[Work to be completed] Using the data below, copy each line that includes the word "screenshot".

[Records from a data collection]
________________________________________

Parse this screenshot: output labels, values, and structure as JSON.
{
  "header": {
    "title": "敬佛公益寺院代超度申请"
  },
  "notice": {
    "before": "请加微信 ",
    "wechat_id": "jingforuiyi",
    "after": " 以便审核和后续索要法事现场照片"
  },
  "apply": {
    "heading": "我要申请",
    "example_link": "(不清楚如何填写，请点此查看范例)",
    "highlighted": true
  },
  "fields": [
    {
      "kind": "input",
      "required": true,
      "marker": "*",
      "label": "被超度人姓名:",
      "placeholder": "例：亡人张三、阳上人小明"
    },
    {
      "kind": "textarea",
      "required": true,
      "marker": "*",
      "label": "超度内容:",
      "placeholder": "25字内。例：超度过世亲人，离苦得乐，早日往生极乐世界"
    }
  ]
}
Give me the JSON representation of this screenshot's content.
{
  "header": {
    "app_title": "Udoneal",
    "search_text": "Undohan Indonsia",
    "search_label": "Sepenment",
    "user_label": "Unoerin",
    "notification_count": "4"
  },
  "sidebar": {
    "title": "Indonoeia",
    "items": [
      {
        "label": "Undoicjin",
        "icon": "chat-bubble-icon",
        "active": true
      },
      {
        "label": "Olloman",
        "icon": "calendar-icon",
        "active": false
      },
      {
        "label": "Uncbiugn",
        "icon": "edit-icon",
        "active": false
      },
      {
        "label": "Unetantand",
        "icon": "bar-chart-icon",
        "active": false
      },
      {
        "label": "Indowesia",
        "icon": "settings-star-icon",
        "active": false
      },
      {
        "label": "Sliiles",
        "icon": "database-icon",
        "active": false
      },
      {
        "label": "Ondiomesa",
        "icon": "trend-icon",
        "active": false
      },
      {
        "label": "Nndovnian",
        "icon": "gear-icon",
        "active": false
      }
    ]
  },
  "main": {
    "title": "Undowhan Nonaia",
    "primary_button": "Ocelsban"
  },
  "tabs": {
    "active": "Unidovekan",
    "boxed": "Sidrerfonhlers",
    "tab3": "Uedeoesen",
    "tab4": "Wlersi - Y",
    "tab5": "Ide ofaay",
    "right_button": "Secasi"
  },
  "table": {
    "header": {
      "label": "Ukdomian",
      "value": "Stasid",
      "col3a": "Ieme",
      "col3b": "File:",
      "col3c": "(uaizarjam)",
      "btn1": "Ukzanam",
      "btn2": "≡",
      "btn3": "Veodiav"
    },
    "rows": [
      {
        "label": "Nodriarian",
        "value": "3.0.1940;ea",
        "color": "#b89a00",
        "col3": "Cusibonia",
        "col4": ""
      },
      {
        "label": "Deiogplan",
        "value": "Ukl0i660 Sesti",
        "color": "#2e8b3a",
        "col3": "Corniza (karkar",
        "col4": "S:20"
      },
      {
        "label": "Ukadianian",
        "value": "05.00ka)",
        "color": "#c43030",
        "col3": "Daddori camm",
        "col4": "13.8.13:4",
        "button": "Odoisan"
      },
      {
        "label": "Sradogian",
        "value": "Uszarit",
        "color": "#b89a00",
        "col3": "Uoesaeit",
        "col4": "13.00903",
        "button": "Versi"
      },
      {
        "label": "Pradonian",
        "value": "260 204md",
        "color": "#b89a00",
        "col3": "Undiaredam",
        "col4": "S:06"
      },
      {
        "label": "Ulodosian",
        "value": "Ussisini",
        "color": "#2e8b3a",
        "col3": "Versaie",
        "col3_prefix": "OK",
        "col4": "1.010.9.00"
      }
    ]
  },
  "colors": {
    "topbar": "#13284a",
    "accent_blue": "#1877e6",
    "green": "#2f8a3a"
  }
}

________________________________________

[Complete answer]
Parse this screenshot: output labels, values, and structure as JSON.
Give me the JSON representation of this screenshot's content.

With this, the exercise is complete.